── Recorded data

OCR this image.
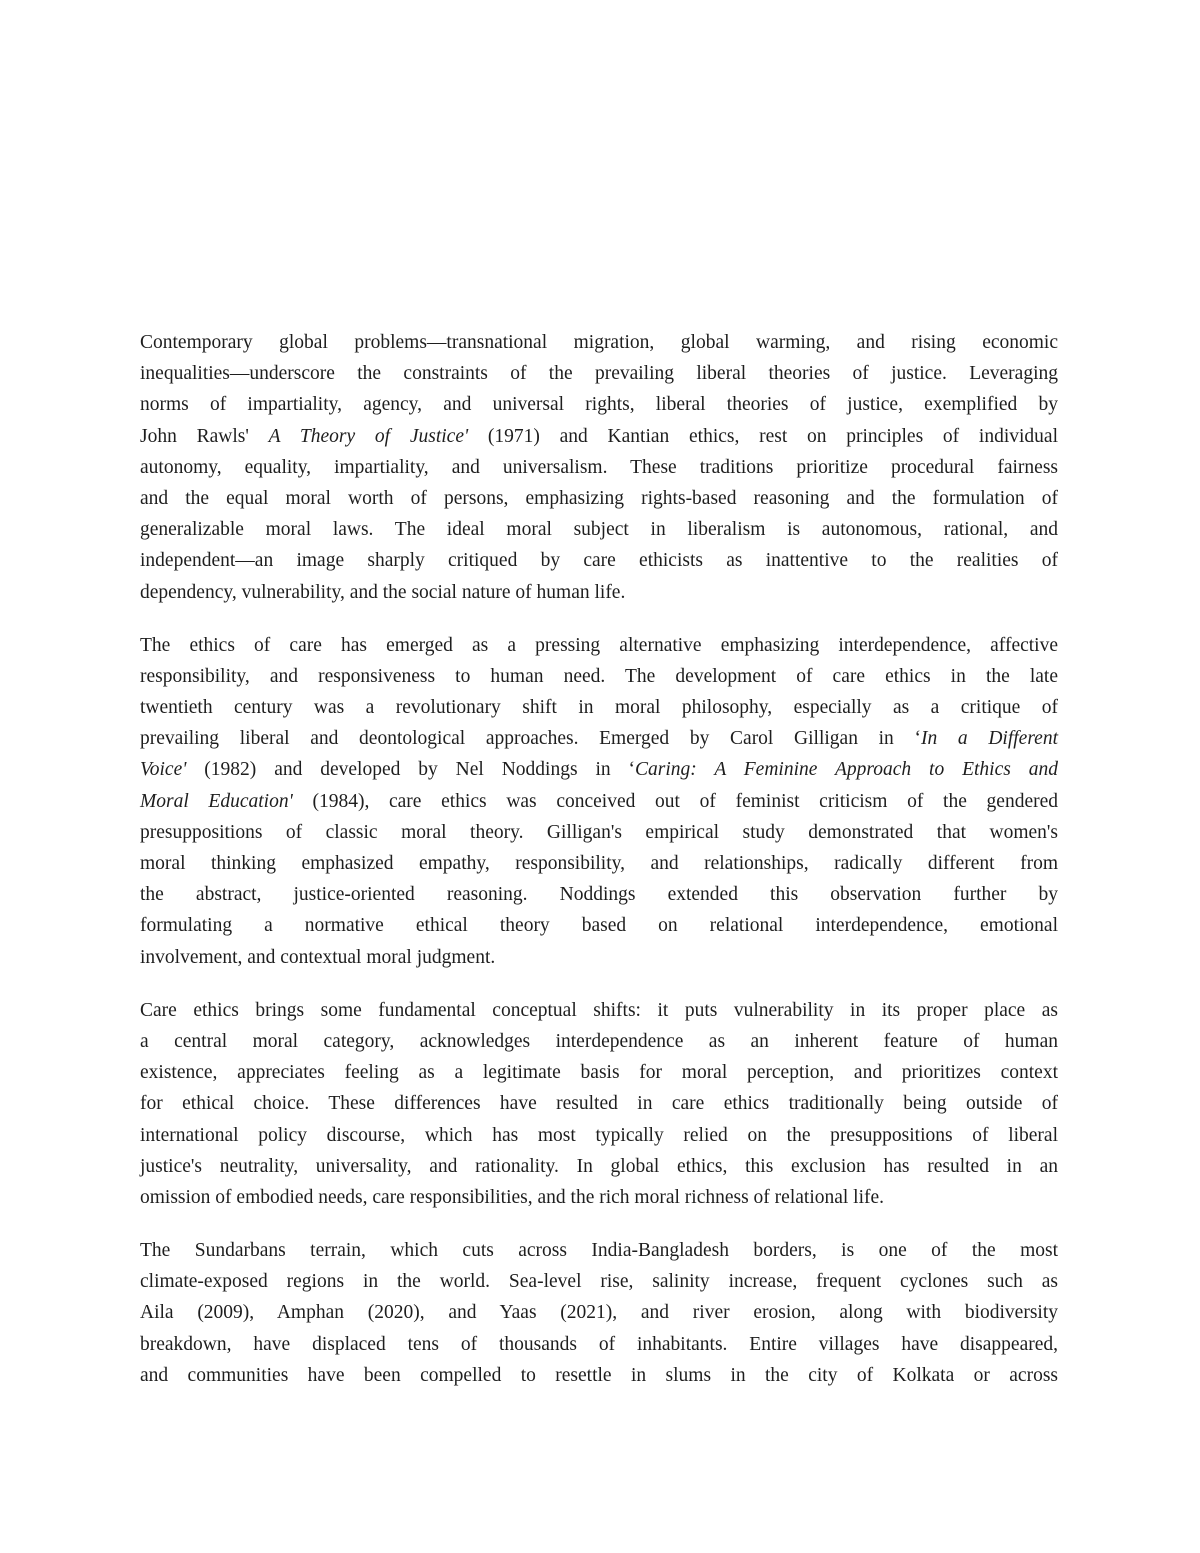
Contemporary global problems—transnational migration, global warming, and rising economic
inequalities—underscore the constraints of the prevailing liberal theories of justice. Leveraging
norms of impartiality, agency, and universal rights, liberal theories of justice, exemplified by
John Rawls' A Theory of Justice' (1971) and Kantian ethics, rest on principles of individual
autonomy, equality, impartiality, and universalism. These traditions prioritize procedural fairness
and the equal moral worth of persons, emphasizing rights-based reasoning and the formulation of
generalizable moral laws. The ideal moral subject in liberalism is autonomous, rational, and
independent—an image sharply critiqued by care ethicists as inattentive to the realities of
dependency, vulnerability, and the social nature of human life.
The ethics of care has emerged as a pressing alternative emphasizing interdependence, affective
responsibility, and responsiveness to human need. The development of care ethics in the late
twentieth century was a revolutionary shift in moral philosophy, especially as a critique of
prevailing liberal and deontological approaches. Emerged by Carol Gilligan in ‘In a Different
Voice' (1982) and developed by Nel Noddings in ‘Caring: A Feminine Approach to Ethics and
Moral Education' (1984), care ethics was conceived out of feminist criticism of the gendered
presuppositions of classic moral theory. Gilligan's empirical study demonstrated that women's
moral thinking emphasized empathy, responsibility, and relationships, radically different from
the abstract, justice-oriented reasoning. Noddings extended this observation further by
formulating a normative ethical theory based on relational interdependence, emotional
involvement, and contextual moral judgment.
Care ethics brings some fundamental conceptual shifts: it puts vulnerability in its proper place as
a central moral category, acknowledges interdependence as an inherent feature of human
existence, appreciates feeling as a legitimate basis for moral perception, and prioritizes context
for ethical choice. These differences have resulted in care ethics traditionally being outside of
international policy discourse, which has most typically relied on the presuppositions of liberal
justice's neutrality, universality, and rationality. In global ethics, this exclusion has resulted in an
omission of embodied needs, care responsibilities, and the rich moral richness of relational life.
The Sundarbans terrain, which cuts across India-Bangladesh borders, is one of the most
climate-exposed regions in the world. Sea-level rise, salinity increase, frequent cyclones such as
Aila (2009), Amphan (2020), and Yaas (2021), and river erosion, along with biodiversity
breakdown, have displaced tens of thousands of inhabitants. Entire villages have disappeared,
and communities have been compelled to resettle in slums in the city of Kolkata or across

────

Your task — Copy, from the material above, each line in which the string "relational" occurs.

Completed exercise —
formulating a normative ethical theory based on relational interdependence, emotional
omission of embodied needs, care responsibilities, and the rich moral richness of relational life.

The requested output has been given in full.